The task.
From the entries below, list each line with "опити".

Information supplied.
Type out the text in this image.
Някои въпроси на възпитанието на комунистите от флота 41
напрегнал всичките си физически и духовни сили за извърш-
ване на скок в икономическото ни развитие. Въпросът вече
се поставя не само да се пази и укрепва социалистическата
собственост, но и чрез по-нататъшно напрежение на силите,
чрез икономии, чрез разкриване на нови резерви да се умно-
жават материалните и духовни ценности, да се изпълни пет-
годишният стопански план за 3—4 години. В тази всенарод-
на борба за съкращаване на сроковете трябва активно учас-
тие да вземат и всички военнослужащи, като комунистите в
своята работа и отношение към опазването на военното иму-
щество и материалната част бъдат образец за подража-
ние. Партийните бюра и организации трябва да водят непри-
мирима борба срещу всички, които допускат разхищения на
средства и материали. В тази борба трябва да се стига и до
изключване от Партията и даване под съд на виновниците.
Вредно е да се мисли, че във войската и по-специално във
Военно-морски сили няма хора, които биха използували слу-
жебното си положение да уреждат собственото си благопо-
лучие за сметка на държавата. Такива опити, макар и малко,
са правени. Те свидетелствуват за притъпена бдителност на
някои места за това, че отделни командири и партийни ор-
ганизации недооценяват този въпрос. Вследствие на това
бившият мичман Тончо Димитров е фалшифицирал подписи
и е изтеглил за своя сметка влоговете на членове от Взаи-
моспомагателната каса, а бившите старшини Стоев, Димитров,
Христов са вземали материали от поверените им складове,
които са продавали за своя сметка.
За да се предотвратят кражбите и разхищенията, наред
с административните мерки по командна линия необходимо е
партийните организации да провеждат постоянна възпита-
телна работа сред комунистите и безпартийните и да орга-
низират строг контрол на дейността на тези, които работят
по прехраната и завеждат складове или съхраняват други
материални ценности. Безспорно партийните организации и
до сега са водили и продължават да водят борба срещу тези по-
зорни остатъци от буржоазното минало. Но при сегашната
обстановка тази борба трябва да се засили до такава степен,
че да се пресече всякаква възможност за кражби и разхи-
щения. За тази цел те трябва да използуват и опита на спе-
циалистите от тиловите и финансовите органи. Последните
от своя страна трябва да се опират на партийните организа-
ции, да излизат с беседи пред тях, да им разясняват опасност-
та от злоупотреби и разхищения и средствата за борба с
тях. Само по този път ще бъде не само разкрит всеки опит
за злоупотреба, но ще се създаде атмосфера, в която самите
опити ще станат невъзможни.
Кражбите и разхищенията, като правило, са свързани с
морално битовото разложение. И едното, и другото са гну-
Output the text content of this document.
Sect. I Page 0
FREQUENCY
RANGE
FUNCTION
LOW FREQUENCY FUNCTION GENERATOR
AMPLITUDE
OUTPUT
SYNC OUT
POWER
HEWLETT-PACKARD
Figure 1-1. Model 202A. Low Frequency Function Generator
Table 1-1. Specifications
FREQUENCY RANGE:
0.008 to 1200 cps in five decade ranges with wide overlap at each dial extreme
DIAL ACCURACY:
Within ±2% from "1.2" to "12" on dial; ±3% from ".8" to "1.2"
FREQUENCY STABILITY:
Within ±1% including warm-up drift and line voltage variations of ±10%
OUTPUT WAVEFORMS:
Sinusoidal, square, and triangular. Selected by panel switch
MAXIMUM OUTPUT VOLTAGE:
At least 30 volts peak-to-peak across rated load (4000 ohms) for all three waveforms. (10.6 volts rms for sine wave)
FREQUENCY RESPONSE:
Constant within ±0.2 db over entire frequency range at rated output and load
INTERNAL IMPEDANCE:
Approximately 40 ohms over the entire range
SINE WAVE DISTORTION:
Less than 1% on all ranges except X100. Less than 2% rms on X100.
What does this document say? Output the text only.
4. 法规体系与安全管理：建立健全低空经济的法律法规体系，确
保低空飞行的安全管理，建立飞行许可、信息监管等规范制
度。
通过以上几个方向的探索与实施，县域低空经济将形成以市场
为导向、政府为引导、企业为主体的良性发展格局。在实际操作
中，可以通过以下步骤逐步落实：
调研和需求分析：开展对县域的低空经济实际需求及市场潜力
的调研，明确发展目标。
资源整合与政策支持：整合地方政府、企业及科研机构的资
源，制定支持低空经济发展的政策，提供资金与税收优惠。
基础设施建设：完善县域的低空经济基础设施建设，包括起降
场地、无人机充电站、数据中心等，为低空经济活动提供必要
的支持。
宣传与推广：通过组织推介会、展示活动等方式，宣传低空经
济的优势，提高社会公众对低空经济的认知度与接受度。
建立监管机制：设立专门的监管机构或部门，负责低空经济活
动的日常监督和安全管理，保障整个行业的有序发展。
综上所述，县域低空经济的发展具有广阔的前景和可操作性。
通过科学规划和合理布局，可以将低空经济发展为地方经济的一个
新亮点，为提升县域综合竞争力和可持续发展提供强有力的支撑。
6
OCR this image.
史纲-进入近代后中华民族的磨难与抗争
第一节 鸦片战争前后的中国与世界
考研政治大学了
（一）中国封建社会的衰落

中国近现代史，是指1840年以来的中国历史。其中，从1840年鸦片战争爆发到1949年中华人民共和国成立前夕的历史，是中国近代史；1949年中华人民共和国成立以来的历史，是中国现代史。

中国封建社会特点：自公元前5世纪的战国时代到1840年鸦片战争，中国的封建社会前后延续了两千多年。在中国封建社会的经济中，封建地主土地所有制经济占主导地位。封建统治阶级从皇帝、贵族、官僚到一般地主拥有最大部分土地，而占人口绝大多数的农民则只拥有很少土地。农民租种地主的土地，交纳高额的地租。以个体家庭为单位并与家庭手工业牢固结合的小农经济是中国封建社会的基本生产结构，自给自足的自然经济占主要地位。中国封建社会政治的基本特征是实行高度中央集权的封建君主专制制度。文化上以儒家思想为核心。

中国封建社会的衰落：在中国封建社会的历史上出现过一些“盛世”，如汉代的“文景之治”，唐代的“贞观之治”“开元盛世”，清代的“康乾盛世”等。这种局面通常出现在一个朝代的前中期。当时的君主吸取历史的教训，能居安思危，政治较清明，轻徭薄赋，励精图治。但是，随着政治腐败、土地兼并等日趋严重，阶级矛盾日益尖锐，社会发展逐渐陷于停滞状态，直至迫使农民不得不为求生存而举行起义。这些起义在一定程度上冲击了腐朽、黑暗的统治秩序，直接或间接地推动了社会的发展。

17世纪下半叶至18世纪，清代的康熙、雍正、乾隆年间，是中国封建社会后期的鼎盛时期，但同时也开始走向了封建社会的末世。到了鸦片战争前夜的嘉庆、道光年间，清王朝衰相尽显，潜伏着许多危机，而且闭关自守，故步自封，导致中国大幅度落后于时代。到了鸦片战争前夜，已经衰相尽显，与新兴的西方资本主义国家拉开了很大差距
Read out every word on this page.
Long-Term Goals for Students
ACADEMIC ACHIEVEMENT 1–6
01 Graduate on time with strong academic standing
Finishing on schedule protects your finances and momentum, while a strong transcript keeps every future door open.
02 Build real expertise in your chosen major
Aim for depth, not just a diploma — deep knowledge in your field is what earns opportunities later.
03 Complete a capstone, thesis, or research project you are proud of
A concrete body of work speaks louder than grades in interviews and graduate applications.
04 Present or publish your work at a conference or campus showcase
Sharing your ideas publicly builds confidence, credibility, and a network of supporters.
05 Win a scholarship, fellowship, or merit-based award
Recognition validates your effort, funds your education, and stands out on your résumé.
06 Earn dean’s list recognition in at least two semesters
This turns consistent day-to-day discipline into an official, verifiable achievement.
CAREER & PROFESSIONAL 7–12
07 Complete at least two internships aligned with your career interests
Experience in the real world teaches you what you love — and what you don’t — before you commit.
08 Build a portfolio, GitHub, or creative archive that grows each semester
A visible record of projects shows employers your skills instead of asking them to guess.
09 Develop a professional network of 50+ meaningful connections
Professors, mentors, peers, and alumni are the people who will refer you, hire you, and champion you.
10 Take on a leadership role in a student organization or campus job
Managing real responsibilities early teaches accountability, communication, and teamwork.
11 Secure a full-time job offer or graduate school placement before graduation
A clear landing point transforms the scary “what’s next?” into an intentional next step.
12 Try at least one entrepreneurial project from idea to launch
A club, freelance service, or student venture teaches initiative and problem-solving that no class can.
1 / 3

Solution below.
лучие за сметка на държавата. Такива опити, макар и малко,
опити ще станат невъзможни.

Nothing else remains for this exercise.